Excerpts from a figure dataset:
* begin *

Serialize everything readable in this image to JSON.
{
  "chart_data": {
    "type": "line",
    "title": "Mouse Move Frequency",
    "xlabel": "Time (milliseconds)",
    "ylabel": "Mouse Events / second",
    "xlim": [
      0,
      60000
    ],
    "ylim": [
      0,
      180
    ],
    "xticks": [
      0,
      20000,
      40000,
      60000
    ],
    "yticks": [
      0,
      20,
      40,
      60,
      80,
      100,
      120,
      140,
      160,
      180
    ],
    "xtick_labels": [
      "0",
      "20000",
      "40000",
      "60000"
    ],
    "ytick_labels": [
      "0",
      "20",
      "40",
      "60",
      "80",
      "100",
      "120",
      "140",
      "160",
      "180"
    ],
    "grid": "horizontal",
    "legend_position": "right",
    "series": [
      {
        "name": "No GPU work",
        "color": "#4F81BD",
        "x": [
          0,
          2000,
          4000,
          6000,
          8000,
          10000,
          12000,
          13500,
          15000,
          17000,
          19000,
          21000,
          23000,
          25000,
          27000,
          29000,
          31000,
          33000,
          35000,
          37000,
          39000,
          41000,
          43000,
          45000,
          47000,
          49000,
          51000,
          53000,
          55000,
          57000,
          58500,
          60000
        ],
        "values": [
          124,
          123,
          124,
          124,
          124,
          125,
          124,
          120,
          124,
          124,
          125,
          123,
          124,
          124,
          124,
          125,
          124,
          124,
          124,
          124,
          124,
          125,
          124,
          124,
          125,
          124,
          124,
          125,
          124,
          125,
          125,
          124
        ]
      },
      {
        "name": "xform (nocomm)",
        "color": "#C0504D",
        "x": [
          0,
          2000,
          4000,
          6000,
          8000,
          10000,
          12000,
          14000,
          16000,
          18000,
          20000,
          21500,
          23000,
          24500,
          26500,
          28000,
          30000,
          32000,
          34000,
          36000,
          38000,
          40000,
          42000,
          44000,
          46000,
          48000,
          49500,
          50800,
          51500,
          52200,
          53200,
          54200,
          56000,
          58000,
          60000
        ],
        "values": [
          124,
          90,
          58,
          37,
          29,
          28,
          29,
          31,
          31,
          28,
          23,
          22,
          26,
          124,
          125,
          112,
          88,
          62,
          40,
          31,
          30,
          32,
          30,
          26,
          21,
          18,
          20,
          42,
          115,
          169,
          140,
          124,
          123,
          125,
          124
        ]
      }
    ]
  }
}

* end *

__WRITTEN EXERCISE__: Exactly reproduce every line of the records.

__SOLVED PROBLEM__:
Serialize everything readable in this image to JSON.
{
  "chart_data": {
    "type": "line",
    "title": "Mouse Move Frequency",
    "xlabel": "Time (milliseconds)",
    "ylabel": "Mouse Events / second",
    "xlim": [
      0,
      60000
    ],
    "ylim": [
      0,
      180
    ],
    "xticks": [
      0,
      20000,
      40000,
      60000
    ],
    "yticks": [
      0,
      20,
      40,
      60,
      80,
      100,
      120,
      140,
      160,
      180
    ],
    "xtick_labels": [
      "0",
      "20000",
      "40000",
      "60000"
    ],
    "ytick_labels": [
      "0",
      "20",
      "40",
      "60",
      "80",
      "100",
      "120",
      "140",
      "160",
      "180"
    ],
    "grid": "horizontal",
    "legend_position": "right",
    "series": [
      {
        "name": "No GPU work",
        "color": "#4F81BD",
        "x": [
          0,
          2000,
          4000,
          6000,
          8000,
          10000,
          12000,
          13500,
          15000,
          17000,
          19000,
          21000,
          23000,
          25000,
          27000,
          29000,
          31000,
          33000,
          35000,
          37000,
          39000,
          41000,
          43000,
          45000,
          47000,
          49000,
          51000,
          53000,
          55000,
          57000,
          58500,
          60000
        ],
        "values": [
          124,
          123,
          124,
          124,
          124,
          125,
          124,
          120,
          124,
          124,
          125,
          123,
          124,
          124,
          124,
          125,
          124,
          124,
          124,
          124,
          124,
          125,
          124,
          124,
          125,
          124,
          124,
          125,
          124,
          125,
          125,
          124
        ]
      },
      {
        "name": "xform (nocomm)",
        "color": "#C0504D",
        "x": [
          0,
          2000,
          4000,
          6000,
          8000,
          10000,
          12000,
          14000,
          16000,
          18000,
          20000,
          21500,
          23000,
          24500,
          26500,
          28000,
          30000,
          32000,
          34000,
          36000,
          38000,
          40000,
          42000,
          44000,
          46000,
          48000,
          49500,
          50800,
          51500,
          52200,
          53200,
          54200,
          56000,
          58000,
          60000
        ],
        "values": [
          124,
          90,
          58,
          37,
          29,
          28,
          29,
          31,
          31,
          28,
          23,
          22,
          26,
          124,
          125,
          112,
          88,
          62,
          40,
          31,
          30,
          32,
          30,
          26,
          21,
          18,
          20,
          42,
          115,
          169,
          140,
          124,
          123,
          125,
          124
        ]
      }
    ]
  }
}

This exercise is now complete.